··· SUPPLIED MATERIAL ···

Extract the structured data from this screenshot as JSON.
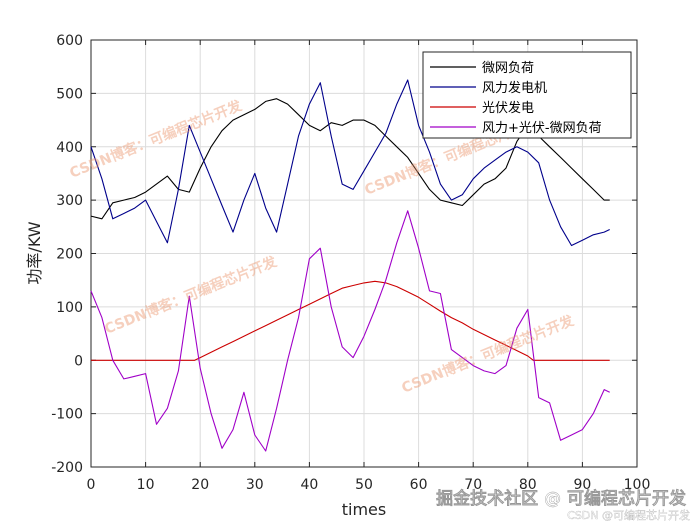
{
  "chart_data": {
    "type": "line",
    "xlabel": "times",
    "ylabel": "功率/KW",
    "xlim": [
      0,
      100
    ],
    "ylim": [
      -200,
      600
    ],
    "xticks": [
      0,
      10,
      20,
      30,
      40,
      50,
      60,
      70,
      80,
      90,
      100
    ],
    "yticks": [
      -200,
      -100,
      0,
      100,
      200,
      300,
      400,
      500,
      600
    ],
    "grid": true,
    "legend_position": "top-right",
    "series": [
      {
        "name": "微网负荷",
        "color": "#000000",
        "x": [
          0,
          2,
          4,
          6,
          8,
          10,
          12,
          14,
          16,
          18,
          20,
          22,
          24,
          26,
          28,
          30,
          32,
          34,
          36,
          38,
          40,
          42,
          44,
          46,
          48,
          50,
          52,
          54,
          56,
          58,
          60,
          62,
          64,
          66,
          68,
          70,
          72,
          74,
          76,
          78,
          80,
          82,
          84,
          86,
          88,
          90,
          92,
          94,
          95
        ],
        "y": [
          270,
          265,
          295,
          300,
          305,
          315,
          330,
          345,
          320,
          315,
          360,
          400,
          430,
          450,
          460,
          470,
          485,
          490,
          480,
          460,
          440,
          430,
          445,
          440,
          450,
          450,
          440,
          420,
          400,
          380,
          350,
          320,
          300,
          295,
          290,
          310,
          330,
          340,
          360,
          410,
          440,
          420,
          400,
          380,
          360,
          340,
          320,
          300,
          300
        ]
      },
      {
        "name": "风力发电机",
        "color": "#00008b",
        "x": [
          0,
          2,
          4,
          6,
          8,
          10,
          12,
          14,
          16,
          18,
          20,
          22,
          24,
          26,
          28,
          30,
          32,
          34,
          36,
          38,
          40,
          42,
          44,
          46,
          48,
          50,
          52,
          54,
          56,
          58,
          60,
          62,
          64,
          66,
          68,
          70,
          72,
          74,
          76,
          78,
          80,
          82,
          84,
          86,
          88,
          90,
          92,
          94,
          95
        ],
        "y": [
          400,
          340,
          265,
          275,
          285,
          300,
          260,
          220,
          320,
          440,
          390,
          340,
          290,
          240,
          300,
          350,
          285,
          240,
          330,
          420,
          480,
          520,
          420,
          330,
          320,
          355,
          390,
          425,
          480,
          525,
          440,
          390,
          330,
          300,
          310,
          340,
          360,
          375,
          390,
          400,
          390,
          370,
          300,
          250,
          215,
          225,
          235,
          240,
          245
        ]
      },
      {
        "name": "光伏发电",
        "color": "#cc0000",
        "x": [
          0,
          2,
          4,
          6,
          8,
          10,
          12,
          14,
          16,
          18,
          19,
          20,
          22,
          24,
          26,
          28,
          30,
          32,
          34,
          36,
          38,
          40,
          42,
          44,
          46,
          48,
          50,
          52,
          54,
          56,
          58,
          60,
          62,
          64,
          66,
          68,
          70,
          72,
          74,
          76,
          78,
          80,
          81,
          82,
          84,
          86,
          88,
          90,
          92,
          94,
          95
        ],
        "y": [
          0,
          0,
          0,
          0,
          0,
          0,
          0,
          0,
          0,
          0,
          0,
          5,
          15,
          25,
          35,
          45,
          55,
          65,
          75,
          85,
          95,
          105,
          115,
          125,
          135,
          140,
          145,
          148,
          145,
          138,
          128,
          118,
          105,
          92,
          80,
          70,
          58,
          48,
          38,
          28,
          18,
          8,
          0,
          0,
          0,
          0,
          0,
          0,
          0,
          0,
          0
        ]
      },
      {
        "name": "风力+光伏-微网负荷",
        "color": "#a000c8",
        "x": [
          0,
          2,
          4,
          6,
          8,
          10,
          12,
          14,
          16,
          18,
          20,
          22,
          24,
          26,
          28,
          30,
          32,
          34,
          36,
          38,
          40,
          42,
          44,
          46,
          48,
          50,
          52,
          54,
          56,
          58,
          60,
          62,
          64,
          66,
          68,
          70,
          72,
          74,
          76,
          78,
          80,
          82,
          84,
          86,
          88,
          90,
          92,
          94,
          95
        ],
        "y": [
          130,
          80,
          0,
          -35,
          -30,
          -25,
          -120,
          -90,
          -20,
          120,
          -15,
          -100,
          -165,
          -130,
          -60,
          -140,
          -170,
          -90,
          0,
          80,
          190,
          210,
          100,
          25,
          5,
          45,
          95,
          150,
          220,
          280,
          210,
          130,
          125,
          20,
          5,
          -10,
          -20,
          -25,
          -10,
          60,
          95,
          -70,
          -80,
          -150,
          -140,
          -130,
          -100,
          -55,
          -60
        ]
      }
    ]
  },
  "watermarks": {
    "csdn_repeat": "CSDN博客：可编程芯片开发",
    "juejin": "掘金技术社区 @ 可编程芯片开发",
    "footer": "CSDN @可编程芯片开发"
  }
}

···

▶ **REQUEST**
Report how many lines above hold the string "可编程芯片开发", giving nothing but the number.

▶ **FULL ANSWER**
3